### Tasks
a - Answer these from the optical element passage, one line each:
(i) In the lens described in U.S. Pat. No. 4,466,703, what does the power source impart to each of the annular transparent electrodes?
(ii) Which patent also describes the use of a Fresnel lens structure?
(iii) What is a Fresnel lens designed for?
b - Write out everything in the optical element passage from "The present invention" down to "exclusively a liquid crystal material.", word for word.

OPTICAL ELEMENT

Abstract

An optical element (120; 220; 320; 420) includes a fluid material (104; 204; 304; 404) which is held between a first surface (106; 206; 306; 406) and a second surface (108; 208; 308; 408) and has a refractive index which is variable in response to variation of an applied field. The first surface and said second surface have respective first and second cross-sectional profiles, which vary in height when measured parallel to the optical axis of the optical element, across the respective first and second surfaces.

Description

FIELD OF THE INVENTION

The present invention relates to an optical element, in particular an optical element comprising a fluid material of variable refractive index, particularly but not exclusively a liquid crystal material.

BACKGROUND OF THE INVENTION

Optical focusing systems having variable focal length are widely used in optical systems. In order to avoid using a mechanical unit to modify the focal length, non-mechanical optical elements of variable focal length have been proposed, for example liquid crystal (LC) lenses.

U.S. Pat. No. 4,466,703 describes a variable focal length lens having a liquid crystal (LC) sandwiched between two electrodes, one of the electrodes consisting of a plurality of concentric annular electrodes. A power source imparts a different potential to each of the annular transparent electrodes and applies an electric field of inclined intensity distribution to the liquid crystal, thereby causing the crystal to create a refractive index distribution having a lens action. The focal length of said lens action is varied by varying the electric field to be applied. However, this structure leads to complexity in manufacturing the lens.

An alternative is to have a LC lens made of a concave layer of LC material and a corresponding convex substrate of solid polymer material disposed between two electrodes connected to a power source, as described in U.S. Pat. No. 6,469,683. The configuration can also be arranged such that the concave shape is formed out of a solid polymer material and that the corresponding convex shape is formed of a liquid crystal material. The focal length of the lens is modified by changing the refractive index of the liquid crystal layer by varying the strength of the electric field applied between the electrodes.

A problem occurring with the use of liquid crystal lenses having to operate over a large focal range is that the switching speed of the liquid crystal material from one focal length to another does not meet the requirements put on cameras for example. The switching speed of the liquid crystal material is correlated to the liquid crystal layer thickness. As a matter of fact, the switching speed increases quadratically with the layer thickness so that for a 5 μm liquid crystal lens the switching speed is typically 10 ms, whereas for a 50 μm liquid crystal lens the switching speed is typically 1 second.

U.S. Pat. No. 6,469,683 also describes the use of a Fresnel lens structure. This reduces the thickness of the liquid crystal layer and thus improve the response time for the liquid crystal material to adjust to a desired focal length. Such Fresnel lenses have small and deep trenches which can be very difficult, if not impossible, to manufacture even using diamond turning. Moreover, a Fresnel lens is only designed for a particular wavelength. As a consequence, it is undesirable to use such a lens in applications that use light with different wavelengths, such as natural light in a camera for instance.

### Dataset entries
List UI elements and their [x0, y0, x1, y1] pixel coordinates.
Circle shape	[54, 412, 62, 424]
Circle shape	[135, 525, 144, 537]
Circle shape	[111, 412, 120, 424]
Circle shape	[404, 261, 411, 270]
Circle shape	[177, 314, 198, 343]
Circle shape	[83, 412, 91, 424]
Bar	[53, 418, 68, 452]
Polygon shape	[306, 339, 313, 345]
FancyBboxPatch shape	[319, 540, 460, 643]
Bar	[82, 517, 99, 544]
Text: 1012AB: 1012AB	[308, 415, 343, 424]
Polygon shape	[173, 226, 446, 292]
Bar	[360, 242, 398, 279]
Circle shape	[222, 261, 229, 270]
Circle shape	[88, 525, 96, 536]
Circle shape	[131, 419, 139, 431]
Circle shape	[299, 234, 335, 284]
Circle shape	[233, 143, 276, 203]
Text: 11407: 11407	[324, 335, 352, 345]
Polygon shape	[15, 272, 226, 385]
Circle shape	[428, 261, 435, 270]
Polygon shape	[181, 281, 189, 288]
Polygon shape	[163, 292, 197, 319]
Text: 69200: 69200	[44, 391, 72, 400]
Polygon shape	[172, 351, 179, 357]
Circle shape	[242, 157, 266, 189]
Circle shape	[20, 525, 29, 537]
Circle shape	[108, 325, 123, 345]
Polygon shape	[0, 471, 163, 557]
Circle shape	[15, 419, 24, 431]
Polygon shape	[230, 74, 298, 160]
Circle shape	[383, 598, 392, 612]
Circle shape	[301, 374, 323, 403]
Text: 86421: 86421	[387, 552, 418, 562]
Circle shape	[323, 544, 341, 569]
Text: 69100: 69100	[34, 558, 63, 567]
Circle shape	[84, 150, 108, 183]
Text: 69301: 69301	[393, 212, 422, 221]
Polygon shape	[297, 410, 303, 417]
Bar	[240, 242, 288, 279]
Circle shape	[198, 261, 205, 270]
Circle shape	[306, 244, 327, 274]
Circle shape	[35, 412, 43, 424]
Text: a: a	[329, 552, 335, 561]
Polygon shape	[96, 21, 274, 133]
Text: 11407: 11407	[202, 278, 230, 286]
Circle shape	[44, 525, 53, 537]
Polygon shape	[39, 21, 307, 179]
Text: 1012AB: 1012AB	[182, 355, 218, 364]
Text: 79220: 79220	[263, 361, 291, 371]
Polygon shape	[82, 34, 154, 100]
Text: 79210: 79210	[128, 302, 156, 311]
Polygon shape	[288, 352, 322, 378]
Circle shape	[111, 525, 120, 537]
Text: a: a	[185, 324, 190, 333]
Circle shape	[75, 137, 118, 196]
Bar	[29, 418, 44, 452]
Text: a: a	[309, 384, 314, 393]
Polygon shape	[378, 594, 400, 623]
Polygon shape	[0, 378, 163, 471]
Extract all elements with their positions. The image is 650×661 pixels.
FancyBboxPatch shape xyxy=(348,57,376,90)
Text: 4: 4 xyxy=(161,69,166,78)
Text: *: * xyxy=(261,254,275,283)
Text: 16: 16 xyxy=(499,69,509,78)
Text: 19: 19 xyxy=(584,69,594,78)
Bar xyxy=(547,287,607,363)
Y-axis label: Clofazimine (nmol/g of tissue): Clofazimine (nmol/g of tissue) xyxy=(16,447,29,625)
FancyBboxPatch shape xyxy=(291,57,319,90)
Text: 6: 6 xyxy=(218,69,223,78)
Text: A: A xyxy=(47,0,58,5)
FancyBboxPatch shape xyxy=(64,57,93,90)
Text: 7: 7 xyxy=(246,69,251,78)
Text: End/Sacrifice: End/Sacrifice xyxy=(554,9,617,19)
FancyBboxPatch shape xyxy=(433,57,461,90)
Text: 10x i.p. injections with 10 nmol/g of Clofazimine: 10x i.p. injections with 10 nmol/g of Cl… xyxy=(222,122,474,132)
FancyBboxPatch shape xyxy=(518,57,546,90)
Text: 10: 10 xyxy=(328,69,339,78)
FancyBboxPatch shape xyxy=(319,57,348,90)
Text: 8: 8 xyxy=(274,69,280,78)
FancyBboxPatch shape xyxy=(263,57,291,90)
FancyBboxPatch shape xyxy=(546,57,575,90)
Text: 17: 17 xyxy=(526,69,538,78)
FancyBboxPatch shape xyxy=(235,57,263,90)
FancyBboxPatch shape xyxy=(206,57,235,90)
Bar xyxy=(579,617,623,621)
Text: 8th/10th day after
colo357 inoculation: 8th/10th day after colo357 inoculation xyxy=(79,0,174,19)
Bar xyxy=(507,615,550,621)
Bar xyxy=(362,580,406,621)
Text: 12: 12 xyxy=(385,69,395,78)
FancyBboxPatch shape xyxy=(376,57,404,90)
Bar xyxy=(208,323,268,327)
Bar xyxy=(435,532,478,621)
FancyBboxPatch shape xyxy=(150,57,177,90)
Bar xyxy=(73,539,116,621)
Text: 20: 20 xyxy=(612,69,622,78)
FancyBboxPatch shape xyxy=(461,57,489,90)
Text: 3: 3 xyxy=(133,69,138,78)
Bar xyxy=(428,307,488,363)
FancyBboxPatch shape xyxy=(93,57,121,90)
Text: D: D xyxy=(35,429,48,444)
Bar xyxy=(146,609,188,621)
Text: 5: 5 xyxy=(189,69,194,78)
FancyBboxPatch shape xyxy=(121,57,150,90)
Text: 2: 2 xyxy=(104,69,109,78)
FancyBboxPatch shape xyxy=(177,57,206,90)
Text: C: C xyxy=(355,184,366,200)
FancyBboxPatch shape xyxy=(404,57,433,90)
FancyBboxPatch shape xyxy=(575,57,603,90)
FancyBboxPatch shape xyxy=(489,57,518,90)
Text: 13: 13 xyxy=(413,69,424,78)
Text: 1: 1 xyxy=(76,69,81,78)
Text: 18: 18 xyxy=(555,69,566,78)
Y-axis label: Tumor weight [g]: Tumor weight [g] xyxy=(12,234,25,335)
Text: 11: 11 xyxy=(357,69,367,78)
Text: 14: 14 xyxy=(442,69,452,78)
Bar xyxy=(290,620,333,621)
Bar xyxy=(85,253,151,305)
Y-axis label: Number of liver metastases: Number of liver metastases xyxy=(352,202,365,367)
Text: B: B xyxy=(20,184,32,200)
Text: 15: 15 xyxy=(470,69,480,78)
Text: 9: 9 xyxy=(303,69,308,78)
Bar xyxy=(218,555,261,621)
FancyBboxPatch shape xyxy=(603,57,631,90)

### Results by task
a -
(i) A different potential.
(ii) U.S. Pat. No. 6,469,683.
(iii) Only a particular wavelength.

b -
The present invention relates to an optical element, in particular an optical element comprising a fluid material of variable refractive index, particularly but not exclusively a liquid crystal material.